### [Document extract]
Roger Penrose’s new book, The Road To Reality, is out. Peter Woit has a detailed review of the book (I am waiting for mine to show up), but in the meantime, consider this amusing quote from the NYT review:

The perfect reader for ”The Road to Reality,” I fantasized, would be someone comfortable traversing the highest planes of abstract reasoning, yet who had missed some of the most important landmarks of scientific history — a being, perhaps, from another place and time.

I don’t know. It sounds an awful lot like a mathematician to me.

Published in: on at 8:53 am Comments (4)

SODA Outtakes: Market Equilibria

I know I know. By the time I am done with SODA outtakes, it will be time for SODA 2006. This is why we need more algorithms bloggers ! Machine learning blogs appear to be popping up faster than you can say ‘expectation-maximization’, but there is no corresponding growth spurt in algorithms. Sigh….

This outtake is much easier, because there is a well-written survey I can point to. The topic is market equilibria, or the problem of determining when equilibrium sets in when traders exchange good at various prices, and how fast this can be determined.

More formally, the problem is: given an initial allocation of goods to traders (a “supply” vector, where each “dimension” represents a single commodity), and a “preference” function for each trader (I have a high affinity for gold and cookies, you have an aversion to silver, but really like beer), determine a set of prices for goods, and a “demand” vector for each trader so that if each trader sells what they have and buys what they want (at the given prices), their preference is maximized.

### [Raw data]
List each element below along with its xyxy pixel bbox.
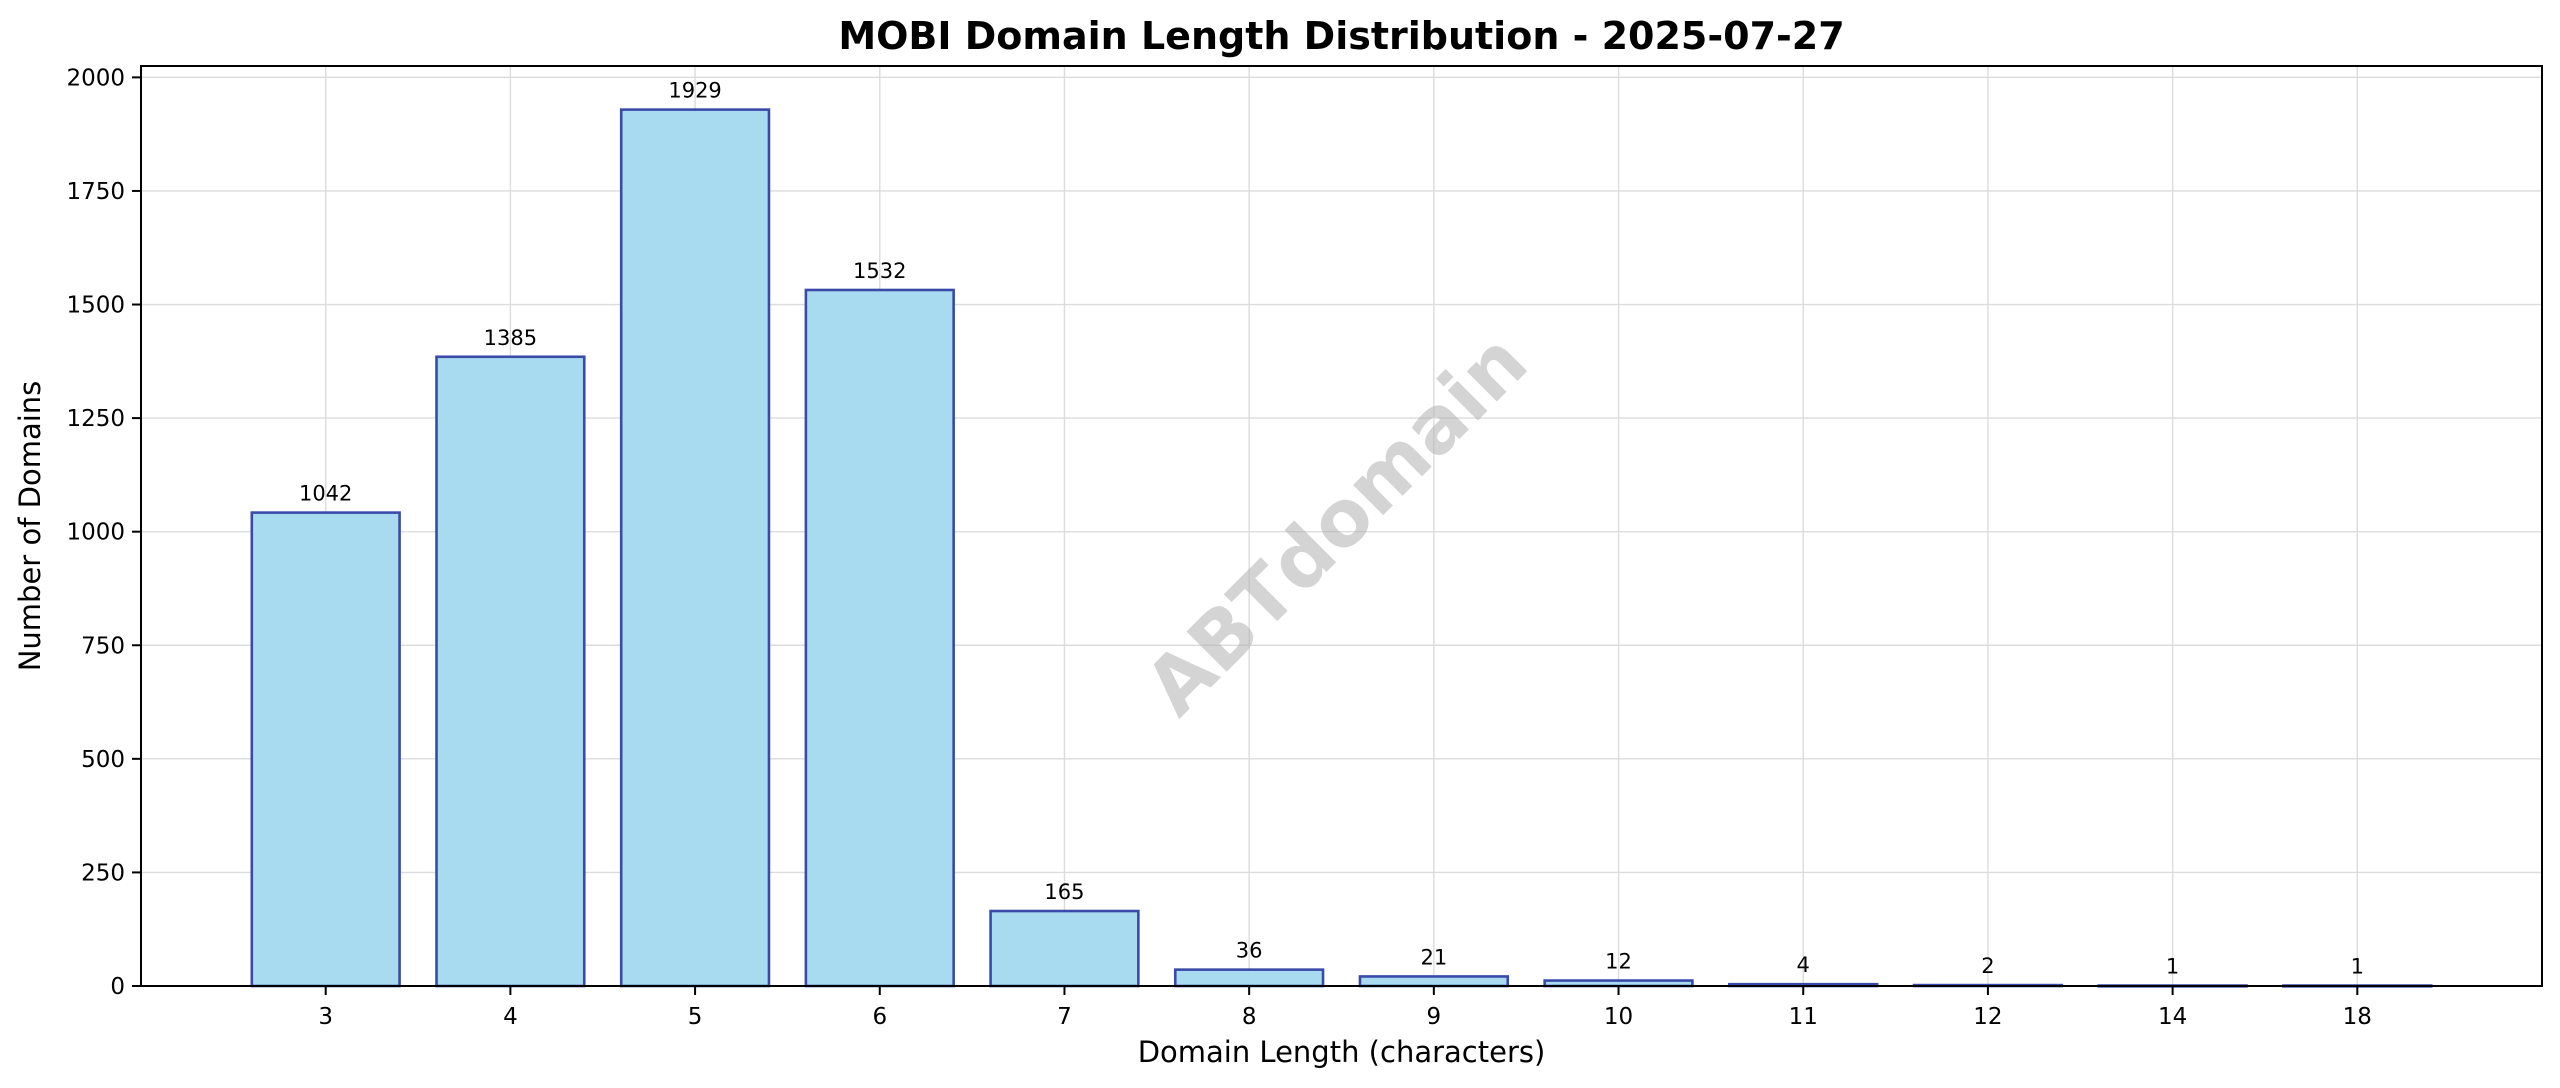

### [Instructions]
- A) In the blog excerpt, rewrite the paragraph that begins "More formally, the problem is:" as a short list that keeps its main facts.
- B) According to the blog excerpt, who has written a detailed review of Roger Penrose's new book?
- C) Transcribe the blog excerpt between "I don’t know." and "can be determined.", inclusive.

### [Solutions to the tasks]
- A)
- Given: an initial allocation of goods to traders, as a "supply" vector where each dimension is one commodity.
- Given: a "preference" function for each trader.
- Find: a set of prices for the goods and a "demand" vector for each trader.
- Condition: if each trader sells what they have and buys what they want at those prices, their preference is maximized.

- B) Peter Woit.

- C)
I don’t know. It sounds an awful lot like a mathematician to me.

Published in: on at 8:53 am Comments (4)

SODA Outtakes: Market Equilibria

I know I know. By the time I am done with SODA outtakes, it will be time for SODA 2006. This is why we need more algorithms bloggers ! Machine learning blogs appear to be popping up faster than you can say ‘expectation-maximization’, but there is no corresponding growth spurt in algorithms. Sigh….

This outtake is much easier, because there is a well-written survey I can point to. The topic is market equilibria, or the problem of determining when equilibrium sets in when traders exchange good at various prices, and how fast this can be determined.